What is needed >> Please output exactly the run of lines that starts at the line with "What data populates" and ends at the last line of the records below.

## Start Records for this task

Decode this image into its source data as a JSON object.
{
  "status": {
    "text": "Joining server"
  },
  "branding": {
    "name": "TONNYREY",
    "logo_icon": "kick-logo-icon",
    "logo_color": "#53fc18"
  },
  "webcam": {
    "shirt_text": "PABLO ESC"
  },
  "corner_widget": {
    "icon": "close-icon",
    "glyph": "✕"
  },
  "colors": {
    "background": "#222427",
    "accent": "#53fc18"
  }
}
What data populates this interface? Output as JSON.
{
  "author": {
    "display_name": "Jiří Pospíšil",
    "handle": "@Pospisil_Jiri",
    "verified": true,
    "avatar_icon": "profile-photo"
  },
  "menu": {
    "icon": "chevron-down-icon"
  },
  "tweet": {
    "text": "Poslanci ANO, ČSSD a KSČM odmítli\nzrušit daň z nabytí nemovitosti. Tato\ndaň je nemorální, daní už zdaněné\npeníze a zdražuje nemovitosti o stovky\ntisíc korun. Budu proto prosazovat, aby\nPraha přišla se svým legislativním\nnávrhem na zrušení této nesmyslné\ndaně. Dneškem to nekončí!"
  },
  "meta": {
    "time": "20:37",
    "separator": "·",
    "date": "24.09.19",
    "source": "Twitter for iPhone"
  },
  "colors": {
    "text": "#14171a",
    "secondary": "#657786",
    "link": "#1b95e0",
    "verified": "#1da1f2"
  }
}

## End Records for this task

Written response >>
What data populates this interface? Output as JSON.
{
  "author": {
    "display_name": "Jiří Pospíšil",
    "handle": "@Pospisil_Jiri",
    "verified": true,
    "avatar_icon": "profile-photo"
  },
  "menu": {
    "icon": "chevron-down-icon"
  },
  "tweet": {
    "text": "Poslanci ANO, ČSSD a KSČM odmítli\nzrušit daň z nabytí nemovitosti. Tato\ndaň je nemorální, daní už zdaněné\npeníze a zdražuje nemovitosti o stovky\ntisíc korun. Budu proto prosazovat, aby\nPraha přišla se svým legislativním\nnávrhem na zrušení této nesmyslné\ndaně. Dneškem to nekončí!"
  },
  "meta": {
    "time": "20:37",
    "separator": "·",
    "date": "24.09.19",
    "source": "Twitter for iPhone"
  },
  "colors": {
    "text": "#14171a",
    "secondary": "#657786",
    "link": "#1b95e0",
    "verified": "#1da1f2"
  }
}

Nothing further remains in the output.